■ **The problem**
Tally each line where the word "arrow" occurs, then give only the total.

■ **Records to use**
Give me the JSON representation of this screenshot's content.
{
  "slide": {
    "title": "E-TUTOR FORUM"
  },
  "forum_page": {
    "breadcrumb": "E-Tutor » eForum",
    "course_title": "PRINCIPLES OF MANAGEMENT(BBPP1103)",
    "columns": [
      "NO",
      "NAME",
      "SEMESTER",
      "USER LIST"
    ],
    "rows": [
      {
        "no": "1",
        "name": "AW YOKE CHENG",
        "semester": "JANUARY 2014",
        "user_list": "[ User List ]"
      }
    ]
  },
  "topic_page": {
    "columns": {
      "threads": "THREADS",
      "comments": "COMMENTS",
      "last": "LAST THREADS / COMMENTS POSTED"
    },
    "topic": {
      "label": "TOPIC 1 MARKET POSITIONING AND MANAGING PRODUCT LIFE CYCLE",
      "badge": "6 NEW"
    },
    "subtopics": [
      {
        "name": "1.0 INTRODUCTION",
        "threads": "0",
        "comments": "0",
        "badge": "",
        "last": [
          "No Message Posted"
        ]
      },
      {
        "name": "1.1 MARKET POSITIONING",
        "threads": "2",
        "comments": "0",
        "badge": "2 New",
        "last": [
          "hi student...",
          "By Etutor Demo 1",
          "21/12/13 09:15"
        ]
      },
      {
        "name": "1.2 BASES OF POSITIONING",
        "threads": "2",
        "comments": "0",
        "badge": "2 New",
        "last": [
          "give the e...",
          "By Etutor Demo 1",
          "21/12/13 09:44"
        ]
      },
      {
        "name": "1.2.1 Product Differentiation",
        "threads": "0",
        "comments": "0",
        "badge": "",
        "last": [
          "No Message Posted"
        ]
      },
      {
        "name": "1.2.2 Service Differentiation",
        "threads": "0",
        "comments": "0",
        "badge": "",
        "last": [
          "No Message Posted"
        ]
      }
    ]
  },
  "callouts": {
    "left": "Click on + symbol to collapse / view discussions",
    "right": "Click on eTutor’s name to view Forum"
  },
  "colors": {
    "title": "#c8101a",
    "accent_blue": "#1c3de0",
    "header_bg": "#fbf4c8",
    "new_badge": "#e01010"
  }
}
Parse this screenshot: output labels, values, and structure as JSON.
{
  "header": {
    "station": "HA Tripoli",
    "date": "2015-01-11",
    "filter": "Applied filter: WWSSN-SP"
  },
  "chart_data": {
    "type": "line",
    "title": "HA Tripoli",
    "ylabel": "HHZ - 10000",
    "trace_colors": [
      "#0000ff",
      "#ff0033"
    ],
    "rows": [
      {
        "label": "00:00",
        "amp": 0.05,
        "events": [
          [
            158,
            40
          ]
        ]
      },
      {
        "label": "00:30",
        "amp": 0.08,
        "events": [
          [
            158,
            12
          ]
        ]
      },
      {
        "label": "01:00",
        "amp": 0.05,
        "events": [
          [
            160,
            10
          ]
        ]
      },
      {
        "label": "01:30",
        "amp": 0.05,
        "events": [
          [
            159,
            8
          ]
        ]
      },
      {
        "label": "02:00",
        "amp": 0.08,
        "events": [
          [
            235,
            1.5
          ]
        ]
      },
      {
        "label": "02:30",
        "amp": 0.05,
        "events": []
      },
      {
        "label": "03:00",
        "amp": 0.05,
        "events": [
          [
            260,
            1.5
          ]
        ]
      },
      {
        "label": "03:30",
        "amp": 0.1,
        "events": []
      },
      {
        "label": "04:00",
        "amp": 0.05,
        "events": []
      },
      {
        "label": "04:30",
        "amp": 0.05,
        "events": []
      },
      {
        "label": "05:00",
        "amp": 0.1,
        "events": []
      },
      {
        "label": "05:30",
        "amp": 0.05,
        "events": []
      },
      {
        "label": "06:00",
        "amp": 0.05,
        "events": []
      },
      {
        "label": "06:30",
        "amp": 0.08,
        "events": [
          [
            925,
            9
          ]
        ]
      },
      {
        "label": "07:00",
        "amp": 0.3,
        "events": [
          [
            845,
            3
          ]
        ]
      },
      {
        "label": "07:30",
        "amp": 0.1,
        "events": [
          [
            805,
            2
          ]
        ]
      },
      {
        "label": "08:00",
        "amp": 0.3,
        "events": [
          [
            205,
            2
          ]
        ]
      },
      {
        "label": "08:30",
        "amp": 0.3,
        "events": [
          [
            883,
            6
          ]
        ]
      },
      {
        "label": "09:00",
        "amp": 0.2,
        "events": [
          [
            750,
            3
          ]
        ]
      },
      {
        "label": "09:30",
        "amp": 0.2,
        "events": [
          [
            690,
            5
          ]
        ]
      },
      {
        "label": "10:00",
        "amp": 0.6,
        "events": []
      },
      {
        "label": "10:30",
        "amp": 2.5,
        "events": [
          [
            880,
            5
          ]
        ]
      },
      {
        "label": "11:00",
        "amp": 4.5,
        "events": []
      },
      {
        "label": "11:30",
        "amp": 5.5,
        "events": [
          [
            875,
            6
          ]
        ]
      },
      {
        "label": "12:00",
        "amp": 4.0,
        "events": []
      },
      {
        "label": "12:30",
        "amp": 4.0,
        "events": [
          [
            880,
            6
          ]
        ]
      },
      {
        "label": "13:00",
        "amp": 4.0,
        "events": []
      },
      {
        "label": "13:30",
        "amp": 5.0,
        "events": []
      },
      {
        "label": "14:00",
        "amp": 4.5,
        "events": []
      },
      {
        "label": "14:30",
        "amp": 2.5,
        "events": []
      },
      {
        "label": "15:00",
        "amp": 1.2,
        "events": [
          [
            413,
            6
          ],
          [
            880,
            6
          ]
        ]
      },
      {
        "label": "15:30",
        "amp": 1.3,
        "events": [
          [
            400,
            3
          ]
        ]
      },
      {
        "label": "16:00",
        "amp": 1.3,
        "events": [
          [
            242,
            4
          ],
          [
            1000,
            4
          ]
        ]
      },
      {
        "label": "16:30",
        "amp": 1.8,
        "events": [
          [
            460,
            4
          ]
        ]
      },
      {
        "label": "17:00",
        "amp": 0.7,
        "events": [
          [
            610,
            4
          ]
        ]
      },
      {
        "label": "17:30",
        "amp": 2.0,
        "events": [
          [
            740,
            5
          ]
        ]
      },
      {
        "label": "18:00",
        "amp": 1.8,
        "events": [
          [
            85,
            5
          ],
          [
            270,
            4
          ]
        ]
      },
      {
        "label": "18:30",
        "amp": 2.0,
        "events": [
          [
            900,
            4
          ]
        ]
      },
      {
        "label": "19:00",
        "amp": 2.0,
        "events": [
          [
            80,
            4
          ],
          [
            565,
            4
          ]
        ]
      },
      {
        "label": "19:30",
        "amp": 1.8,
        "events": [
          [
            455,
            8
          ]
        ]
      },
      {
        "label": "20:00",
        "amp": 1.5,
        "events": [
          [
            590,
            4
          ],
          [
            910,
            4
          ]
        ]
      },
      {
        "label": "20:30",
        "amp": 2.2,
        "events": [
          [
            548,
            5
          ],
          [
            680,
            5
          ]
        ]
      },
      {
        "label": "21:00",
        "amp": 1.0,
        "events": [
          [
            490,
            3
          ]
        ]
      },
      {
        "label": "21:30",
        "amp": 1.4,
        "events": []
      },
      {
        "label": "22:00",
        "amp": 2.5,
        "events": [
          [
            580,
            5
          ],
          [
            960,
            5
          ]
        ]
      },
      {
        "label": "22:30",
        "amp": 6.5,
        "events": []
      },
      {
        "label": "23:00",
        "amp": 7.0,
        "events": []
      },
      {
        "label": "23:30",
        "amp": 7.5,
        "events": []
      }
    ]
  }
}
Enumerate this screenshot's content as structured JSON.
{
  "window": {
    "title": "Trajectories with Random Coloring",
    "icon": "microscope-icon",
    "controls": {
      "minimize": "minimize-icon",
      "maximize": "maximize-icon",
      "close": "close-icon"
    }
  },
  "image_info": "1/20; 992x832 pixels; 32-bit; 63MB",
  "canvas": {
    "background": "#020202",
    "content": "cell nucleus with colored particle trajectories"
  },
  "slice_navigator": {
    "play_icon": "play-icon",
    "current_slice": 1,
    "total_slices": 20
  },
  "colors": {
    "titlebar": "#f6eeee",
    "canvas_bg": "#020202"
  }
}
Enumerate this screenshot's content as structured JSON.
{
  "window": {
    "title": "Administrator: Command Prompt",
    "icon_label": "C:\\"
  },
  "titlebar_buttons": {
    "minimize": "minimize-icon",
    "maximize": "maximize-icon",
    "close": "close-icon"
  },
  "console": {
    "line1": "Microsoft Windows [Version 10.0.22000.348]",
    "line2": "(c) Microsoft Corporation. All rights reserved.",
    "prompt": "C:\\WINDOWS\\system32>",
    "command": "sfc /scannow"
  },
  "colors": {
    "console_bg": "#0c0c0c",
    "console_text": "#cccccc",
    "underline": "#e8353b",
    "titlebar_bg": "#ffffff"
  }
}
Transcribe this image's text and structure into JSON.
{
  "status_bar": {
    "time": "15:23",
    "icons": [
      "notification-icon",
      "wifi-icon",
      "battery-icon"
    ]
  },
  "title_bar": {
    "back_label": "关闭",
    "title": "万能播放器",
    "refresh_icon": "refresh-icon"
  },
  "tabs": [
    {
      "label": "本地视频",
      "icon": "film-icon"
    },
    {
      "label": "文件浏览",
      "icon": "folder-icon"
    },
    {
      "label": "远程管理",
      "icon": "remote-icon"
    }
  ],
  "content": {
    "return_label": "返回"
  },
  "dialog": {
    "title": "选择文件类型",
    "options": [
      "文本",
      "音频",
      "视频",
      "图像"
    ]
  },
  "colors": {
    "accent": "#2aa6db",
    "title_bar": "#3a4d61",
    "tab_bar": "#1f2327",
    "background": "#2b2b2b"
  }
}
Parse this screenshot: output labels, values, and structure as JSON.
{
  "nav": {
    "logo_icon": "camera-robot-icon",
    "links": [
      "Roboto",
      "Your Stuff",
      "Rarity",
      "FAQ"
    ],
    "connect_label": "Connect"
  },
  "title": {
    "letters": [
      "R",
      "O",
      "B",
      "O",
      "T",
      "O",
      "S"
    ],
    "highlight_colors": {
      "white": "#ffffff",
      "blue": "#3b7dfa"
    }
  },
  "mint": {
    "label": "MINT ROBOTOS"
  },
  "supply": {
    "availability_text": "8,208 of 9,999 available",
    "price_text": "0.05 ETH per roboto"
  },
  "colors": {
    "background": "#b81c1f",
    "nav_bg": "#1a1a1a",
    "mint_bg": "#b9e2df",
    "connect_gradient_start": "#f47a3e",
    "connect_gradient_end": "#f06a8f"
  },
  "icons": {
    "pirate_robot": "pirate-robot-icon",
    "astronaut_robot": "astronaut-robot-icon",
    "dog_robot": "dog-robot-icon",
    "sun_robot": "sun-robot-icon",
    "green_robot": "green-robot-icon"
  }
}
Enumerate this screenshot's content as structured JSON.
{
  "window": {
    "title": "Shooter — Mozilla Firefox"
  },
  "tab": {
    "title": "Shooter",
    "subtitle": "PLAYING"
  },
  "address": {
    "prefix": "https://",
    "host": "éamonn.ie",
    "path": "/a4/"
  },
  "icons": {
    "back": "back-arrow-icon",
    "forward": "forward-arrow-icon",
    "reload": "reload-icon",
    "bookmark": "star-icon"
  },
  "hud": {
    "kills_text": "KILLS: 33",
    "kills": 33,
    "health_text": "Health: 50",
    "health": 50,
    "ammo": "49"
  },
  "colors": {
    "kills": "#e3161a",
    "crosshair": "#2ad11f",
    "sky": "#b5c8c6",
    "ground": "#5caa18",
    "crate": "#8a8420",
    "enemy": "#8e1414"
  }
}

■ **Answer**
2